Retype the full set of records. Keep every character identical.

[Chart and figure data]
>>>>>

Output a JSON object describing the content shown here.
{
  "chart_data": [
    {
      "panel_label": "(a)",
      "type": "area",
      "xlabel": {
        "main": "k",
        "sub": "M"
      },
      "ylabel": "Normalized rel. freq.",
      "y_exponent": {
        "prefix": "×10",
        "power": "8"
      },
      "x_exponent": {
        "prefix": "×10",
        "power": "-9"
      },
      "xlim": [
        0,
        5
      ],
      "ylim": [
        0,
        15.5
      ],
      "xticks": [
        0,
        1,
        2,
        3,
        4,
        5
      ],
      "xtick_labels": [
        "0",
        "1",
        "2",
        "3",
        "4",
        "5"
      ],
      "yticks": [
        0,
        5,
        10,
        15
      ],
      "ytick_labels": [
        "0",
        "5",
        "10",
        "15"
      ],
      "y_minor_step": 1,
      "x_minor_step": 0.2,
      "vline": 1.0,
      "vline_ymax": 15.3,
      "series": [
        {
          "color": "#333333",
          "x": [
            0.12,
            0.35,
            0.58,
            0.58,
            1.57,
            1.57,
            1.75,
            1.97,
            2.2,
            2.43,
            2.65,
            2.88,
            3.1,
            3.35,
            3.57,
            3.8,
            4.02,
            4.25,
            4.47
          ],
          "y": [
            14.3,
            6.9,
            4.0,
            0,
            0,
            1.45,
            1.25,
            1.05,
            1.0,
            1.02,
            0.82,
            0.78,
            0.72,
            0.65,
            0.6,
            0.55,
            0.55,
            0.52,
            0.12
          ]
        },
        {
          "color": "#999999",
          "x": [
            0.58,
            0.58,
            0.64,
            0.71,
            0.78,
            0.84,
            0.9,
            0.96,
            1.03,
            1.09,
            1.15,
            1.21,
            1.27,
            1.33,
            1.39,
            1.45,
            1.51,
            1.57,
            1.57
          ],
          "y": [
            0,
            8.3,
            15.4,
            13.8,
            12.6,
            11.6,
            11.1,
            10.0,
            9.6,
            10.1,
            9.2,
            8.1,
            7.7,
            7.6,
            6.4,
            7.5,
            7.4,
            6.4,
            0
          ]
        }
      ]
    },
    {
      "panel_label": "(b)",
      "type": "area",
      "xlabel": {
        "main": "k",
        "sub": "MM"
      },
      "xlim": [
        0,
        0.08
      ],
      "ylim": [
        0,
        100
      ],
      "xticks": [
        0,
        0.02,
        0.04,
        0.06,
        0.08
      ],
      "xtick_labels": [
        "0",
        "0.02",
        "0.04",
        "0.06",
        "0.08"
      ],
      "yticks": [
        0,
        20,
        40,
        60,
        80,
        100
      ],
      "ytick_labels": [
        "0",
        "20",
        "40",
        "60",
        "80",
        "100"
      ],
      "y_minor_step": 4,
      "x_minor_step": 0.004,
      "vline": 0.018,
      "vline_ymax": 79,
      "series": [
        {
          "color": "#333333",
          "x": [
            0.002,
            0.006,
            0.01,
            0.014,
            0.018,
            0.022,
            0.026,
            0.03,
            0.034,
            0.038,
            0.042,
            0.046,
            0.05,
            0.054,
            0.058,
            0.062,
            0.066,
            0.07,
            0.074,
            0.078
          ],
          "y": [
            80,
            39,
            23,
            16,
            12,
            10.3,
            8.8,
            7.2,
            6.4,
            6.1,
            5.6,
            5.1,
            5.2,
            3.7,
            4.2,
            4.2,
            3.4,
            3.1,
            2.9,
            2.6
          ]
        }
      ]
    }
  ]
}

<<<<<

Exercise output:
Output a JSON object describing the content shown here.
{
  "chart_data": [
    {
      "panel_label": "(a)",
      "type": "area",
      "xlabel": {
        "main": "k",
        "sub": "M"
      },
      "ylabel": "Normalized rel. freq.",
      "y_exponent": {
        "prefix": "×10",
        "power": "8"
      },
      "x_exponent": {
        "prefix": "×10",
        "power": "-9"
      },
      "xlim": [
        0,
        5
      ],
      "ylim": [
        0,
        15.5
      ],
      "xticks": [
        0,
        1,
        2,
        3,
        4,
        5
      ],
      "xtick_labels": [
        "0",
        "1",
        "2",
        "3",
        "4",
        "5"
      ],
      "yticks": [
        0,
        5,
        10,
        15
      ],
      "ytick_labels": [
        "0",
        "5",
        "10",
        "15"
      ],
      "y_minor_step": 1,
      "x_minor_step": 0.2,
      "vline": 1.0,
      "vline_ymax": 15.3,
      "series": [
        {
          "color": "#333333",
          "x": [
            0.12,
            0.35,
            0.58,
            0.58,
            1.57,
            1.57,
            1.75,
            1.97,
            2.2,
            2.43,
            2.65,
            2.88,
            3.1,
            3.35,
            3.57,
            3.8,
            4.02,
            4.25,
            4.47
          ],
          "y": [
            14.3,
            6.9,
            4.0,
            0,
            0,
            1.45,
            1.25,
            1.05,
            1.0,
            1.02,
            0.82,
            0.78,
            0.72,
            0.65,
            0.6,
            0.55,
            0.55,
            0.52,
            0.12
          ]
        },
        {
          "color": "#999999",
          "x": [
            0.58,
            0.58,
            0.64,
            0.71,
            0.78,
            0.84,
            0.9,
            0.96,
            1.03,
            1.09,
            1.15,
            1.21,
            1.27,
            1.33,
            1.39,
            1.45,
            1.51,
            1.57,
            1.57
          ],
          "y": [
            0,
            8.3,
            15.4,
            13.8,
            12.6,
            11.6,
            11.1,
            10.0,
            9.6,
            10.1,
            9.2,
            8.1,
            7.7,
            7.6,
            6.4,
            7.5,
            7.4,
            6.4,
            0
          ]
        }
      ]
    },
    {
      "panel_label": "(b)",
      "type": "area",
      "xlabel": {
        "main": "k",
        "sub": "MM"
      },
      "xlim": [
        0,
        0.08
      ],
      "ylim": [
        0,
        100
      ],
      "xticks": [
        0,
        0.02,
        0.04,
        0.06,
        0.08
      ],
      "xtick_labels": [
        "0",
        "0.02",
        "0.04",
        "0.06",
        "0.08"
      ],
      "yticks": [
        0,
        20,
        40,
        60,
        80,
        100
      ],
      "ytick_labels": [
        "0",
        "20",
        "40",
        "60",
        "80",
        "100"
      ],
      "y_minor_step": 4,
      "x_minor_step": 0.004,
      "vline": 0.018,
      "vline_ymax": 79,
      "series": [
        {
          "color": "#333333",
          "x": [
            0.002,
            0.006,
            0.01,
            0.014,
            0.018,
            0.022,
            0.026,
            0.03,
            0.034,
            0.038,
            0.042,
            0.046,
            0.05,
            0.054,
            0.058,
            0.062,
            0.066,
            0.07,
            0.074,
            0.078
          ],
          "y": [
            80,
            39,
            23,
            16,
            12,
            10.3,
            8.8,
            7.2,
            6.4,
            6.1,
            5.6,
            5.1,
            5.2,
            3.7,
            4.2,
            4.2,
            3.4,
            3.1,
            2.9,
            2.6
          ]
        }
      ]
    }
  ]
}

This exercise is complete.